*Brief*
Give back the full listing, character for character, with no pictures.

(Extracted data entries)
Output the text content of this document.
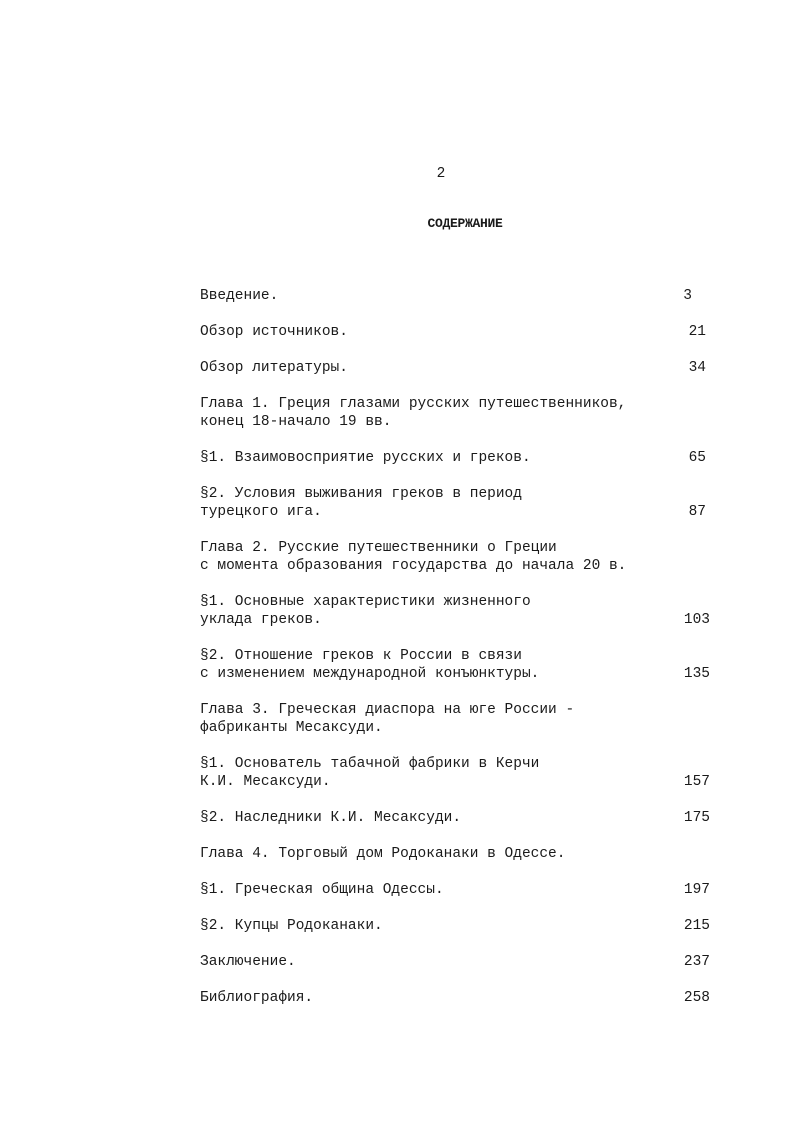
2
СОДЕРЖАНИЕ
Введение.	3
Обзор источников.	21
Обзор литературы.	34
Глава 1. Греция глазами русских путешественников,
конец 18-начало 19 вв.
§1. Взаимовосприятие русских и греков.	65
§2. Условия выживания греков в период
турецкого ига.	87
Глава 2. Русские путешественники о Греции
с момента образования государства до начала 20 в.
§1. Основные характеристики жизненного
уклада греков.	103
§2. Отношение греков к России в связи
с изменением международной конъюнктуры.	135
Глава 3. Греческая диаспора на юге России -
фабриканты Месаксуди.
§1. Основатель табачной фабрики в Керчи
К.И. Месаксуди.	157
§2. Наследники К.И. Месаксуди.	175
Глава 4. Торговый дом Родоканаки в Одессе.
§1. Греческая община Одессы.	197
§2. Купцы Родоканаки.	215
Заключение.	237
Библиография.	258
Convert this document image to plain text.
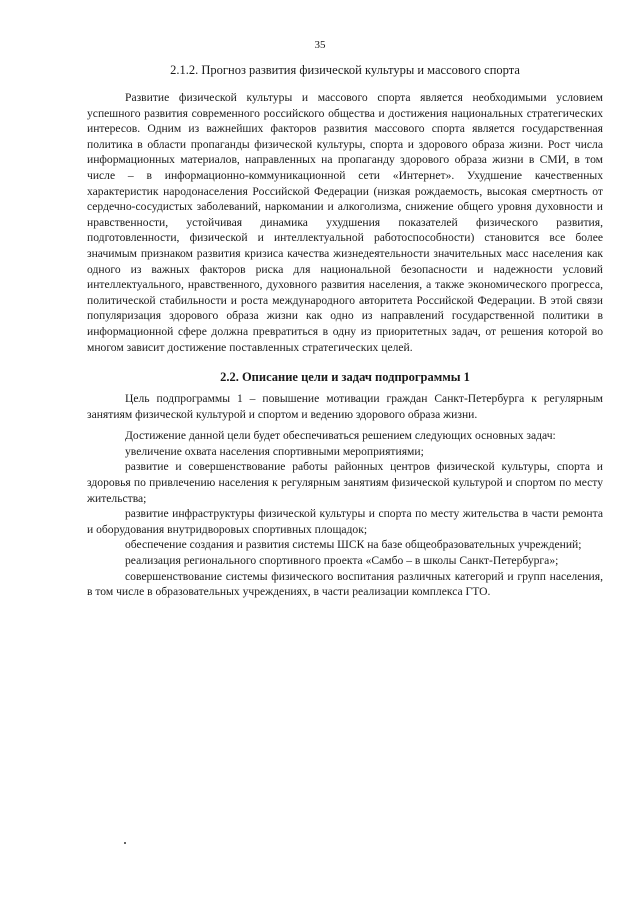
35
2.1.2. Прогноз развития физической культуры и массового спорта

Развитие физической культуры и массового спорта является необходимыми условием успешного развития современного российского общества и достижения национальных стратегических интересов. Одним из важнейших факторов развития массового спорта является государственная политика в области пропаганды физической культуры, спорта и здорового образа жизни. Рост числа информационных материалов, направленных на пропаганду здорового образа жизни в СМИ, в том числе – в информационно-коммуникационной сети «Интернет». Ухудшение качественных характеристик народонаселения Российской Федерации (низкая рождаемость, высокая смертность от сердечно-сосудистых заболеваний, наркомании и алкоголизма, снижение общего уровня духовности и нравственности, устойчивая динамика ухудшения показателей физического развития, подготовленности, физической и интеллектуальной работоспособности) становится все более значимым признаком развития кризиса качества жизнедеятельности значительных масс населения как одного из важных факторов риска для национальной безопасности и надежности условий интеллектуального, нравственного, духовного развития населения, а также экономического прогресса, политической стабильности и роста международного авторитета Российской Федерации. В этой связи популяризация здорового образа жизни как одно из направлений государственной политики в информационной сфере должна превратиться в одну из приоритетных задач, от решения которой во многом зависит достижение поставленных стратегических целей.

2.2. Описание цели и задач подпрограммы 1

Цель подпрограммы 1 – повышение мотивации граждан Санкт-Петербурга к регулярным занятиям физической культурой и спортом и ведению здорового образа жизни.

Достижение данной цели будет обеспечиваться решением следующих основных задач:

увеличение охвата населения спортивными мероприятиями;

развитие и совершенствование работы районных центров физической культуры, спорта и здоровья по привлечению населения к регулярным занятиям физической культурой и спортом по месту жительства;

развитие инфраструктуры физической культуры и спорта по месту жительства в части ремонта и оборудования внутридворовых спортивных площадок;

обеспечение создания и развития системы ШСК на базе общеобразовательных учреждений;

реализация регионального спортивного проекта «Самбо – в школы Санкт-Петербурга»;

совершенствование системы физического воспитания различных категорий и групп населения, в том числе в образовательных учреждениях, в части реализации комплекса ГТО.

*Exercise response*
Output the text content of this document.
2
СОДЕРЖАНИЕ
Введение.	3
Обзор источников.	21
Обзор литературы.	34
Глава 1. Греция глазами русских путешественников,
конец 18-начало 19 вв.
§1. Взаимовосприятие русских и греков.	65
§2. Условия выживания греков в период
турецкого ига.	87
Глава 2. Русские путешественники о Греции
с момента образования государства до начала 20 в.
§1. Основные характеристики жизненного
уклада греков.	103
§2. Отношение греков к России в связи
с изменением международной конъюнктуры.	135
Глава 3. Греческая диаспора на юге России -
фабриканты Месаксуди.
§1. Основатель табачной фабрики в Керчи
К.И. Месаксуди.	157
§2. Наследники К.И. Месаксуди.	175
Глава 4. Торговый дом Родоканаки в Одессе.
§1. Греческая община Одессы.	197
§2. Купцы Родоканаки.	215
Заключение.	237
Библиография.	258
Convert this document image to plain text.
35
2.1.2. Прогноз развития физической культуры и массового спорта

Развитие физической культуры и массового спорта является необходимыми условием успешного развития современного российского общества и достижения национальных стратегических интересов. Одним из важнейших факторов развития массового спорта является государственная политика в области пропаганды физической культуры, спорта и здорового образа жизни. Рост числа информационных материалов, направленных на пропаганду здорового образа жизни в СМИ, в том числе – в информационно-коммуникационной сети «Интернет». Ухудшение качественных характеристик народонаселения Российской Федерации (низкая рождаемость, высокая смертность от сердечно-сосудистых заболеваний, наркомании и алкоголизма, снижение общего уровня духовности и нравственности, устойчивая динамика ухудшения показателей физического развития, подготовленности, физической и интеллектуальной работоспособности) становится все более значимым признаком развития кризиса качества жизнедеятельности значительных масс населения как одного из важных факторов риска для национальной безопасности и надежности условий интеллектуального, нравственного, духовного развития населения, а также экономического прогресса, политической стабильности и роста международного авторитета Российской Федерации. В этой связи популяризация здорового образа жизни как одно из направлений государственной политики в информационной сфере должна превратиться в одну из приоритетных задач, от решения которой во многом зависит достижение поставленных стратегических целей.

2.2. Описание цели и задач подпрограммы 1

Цель подпрограммы 1 – повышение мотивации граждан Санкт-Петербурга к регулярным занятиям физической культурой и спортом и ведению здорового образа жизни.

Достижение данной цели будет обеспечиваться решением следующих основных задач:

увеличение охвата населения спортивными мероприятиями;

развитие и совершенствование работы районных центров физической культуры, спорта и здоровья по привлечению населения к регулярным занятиям физической культурой и спортом по месту жительства;

развитие инфраструктуры физической культуры и спорта по месту жительства в части ремонта и оборудования внутридворовых спортивных площадок;

обеспечение создания и развития системы ШСК на базе общеобразовательных учреждений;

реализация регионального спортивного проекта «Самбо – в школы Санкт-Петербурга»;

совершенствование системы физического воспитания различных категорий и групп населения, в том числе в образовательных учреждениях, в части реализации комплекса ГТО.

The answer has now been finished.